Problem statement: Write out every line of the material exactly as it appears.
"""
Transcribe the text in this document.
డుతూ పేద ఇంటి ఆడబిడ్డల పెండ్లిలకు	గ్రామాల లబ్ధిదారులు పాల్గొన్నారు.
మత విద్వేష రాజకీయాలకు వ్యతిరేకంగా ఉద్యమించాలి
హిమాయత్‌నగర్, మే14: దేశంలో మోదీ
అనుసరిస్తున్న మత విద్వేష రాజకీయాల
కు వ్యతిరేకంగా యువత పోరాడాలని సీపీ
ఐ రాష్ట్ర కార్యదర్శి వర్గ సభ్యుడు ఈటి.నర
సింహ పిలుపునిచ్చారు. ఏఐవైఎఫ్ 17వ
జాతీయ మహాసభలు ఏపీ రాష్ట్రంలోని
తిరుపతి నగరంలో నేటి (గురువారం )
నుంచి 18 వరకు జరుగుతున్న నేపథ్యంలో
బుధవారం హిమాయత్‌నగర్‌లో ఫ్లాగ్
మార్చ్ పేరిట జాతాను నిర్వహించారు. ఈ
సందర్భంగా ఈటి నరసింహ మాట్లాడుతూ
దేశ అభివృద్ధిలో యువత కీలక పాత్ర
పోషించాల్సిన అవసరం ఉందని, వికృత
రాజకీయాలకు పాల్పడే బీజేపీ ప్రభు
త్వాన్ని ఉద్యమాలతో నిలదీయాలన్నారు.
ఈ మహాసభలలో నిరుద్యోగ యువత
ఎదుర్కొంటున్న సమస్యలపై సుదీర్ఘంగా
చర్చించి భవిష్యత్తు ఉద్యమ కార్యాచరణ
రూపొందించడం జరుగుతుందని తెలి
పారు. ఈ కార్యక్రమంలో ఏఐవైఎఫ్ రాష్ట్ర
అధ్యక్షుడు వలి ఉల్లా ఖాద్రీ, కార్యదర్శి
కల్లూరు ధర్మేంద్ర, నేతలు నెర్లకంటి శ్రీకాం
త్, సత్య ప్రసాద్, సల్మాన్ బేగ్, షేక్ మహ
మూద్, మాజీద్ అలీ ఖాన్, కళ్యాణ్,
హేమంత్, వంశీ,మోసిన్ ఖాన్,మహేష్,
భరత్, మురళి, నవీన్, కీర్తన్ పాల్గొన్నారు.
"""
Answer in full:
Transcribe the text in this document.
డుతూ పేద ఇంటి ఆడబిడ్డల పెండ్లిలకు	గ్రామాల లబ్ధిదారులు పాల్గొన్నారు.
మత విద్వేష రాజకీయాలకు వ్యతిరేకంగా ఉద్యమించాలి
హిమాయత్‌నగర్, మే14: దేశంలో మోదీ
అనుసరిస్తున్న మత విద్వేష రాజకీయాల
కు వ్యతిరేకంగా యువత పోరాడాలని సీపీ
ఐ రాష్ట్ర కార్యదర్శి వర్గ సభ్యుడు ఈటి.నర
సింహ పిలుపునిచ్చారు. ఏఐవైఎఫ్ 17వ
జాతీయ మహాసభలు ఏపీ రాష్ట్రంలోని
తిరుపతి నగరంలో నేటి (గురువారం )
నుంచి 18 వరకు జరుగుతున్న నేపథ్యంలో
బుధవారం హిమాయత్‌నగర్‌లో ఫ్లాగ్
మార్చ్ పేరిట జాతాను నిర్వహించారు. ఈ
సందర్భంగా ఈటి నరసింహ మాట్లాడుతూ
దేశ అభివృద్ధిలో యువత కీలక పాత్ర
పోషించాల్సిన అవసరం ఉందని, వికృత
రాజకీయాలకు పాల్పడే బీజేపీ ప్రభు
త్వాన్ని ఉద్యమాలతో నిలదీయాలన్నారు.
ఈ మహాసభలలో నిరుద్యోగ యువత
ఎదుర్కొంటున్న సమస్యలపై సుదీర్ఘంగా
చర్చించి భవిష్యత్తు ఉద్యమ కార్యాచరణ
రూపొందించడం జరుగుతుందని తెలి
పారు. ఈ కార్యక్రమంలో ఏఐవైఎఫ్ రాష్ట్ర
అధ్యక్షుడు వలి ఉల్లా ఖాద్రీ, కార్యదర్శి
కల్లూరు ధర్మేంద్ర, నేతలు నెర్లకంటి శ్రీకాం
త్, సత్య ప్రసాద్, సల్మాన్ బేగ్, షేక్ మహ
మూద్, మాజీద్ అలీ ఖాన్, కళ్యాణ్,
హేమంత్, వంశీ,మోసిన్ ఖాన్,మహేష్,
భరత్, మురళి, నవీన్, కీర్తన్ పాల్గొన్నారు.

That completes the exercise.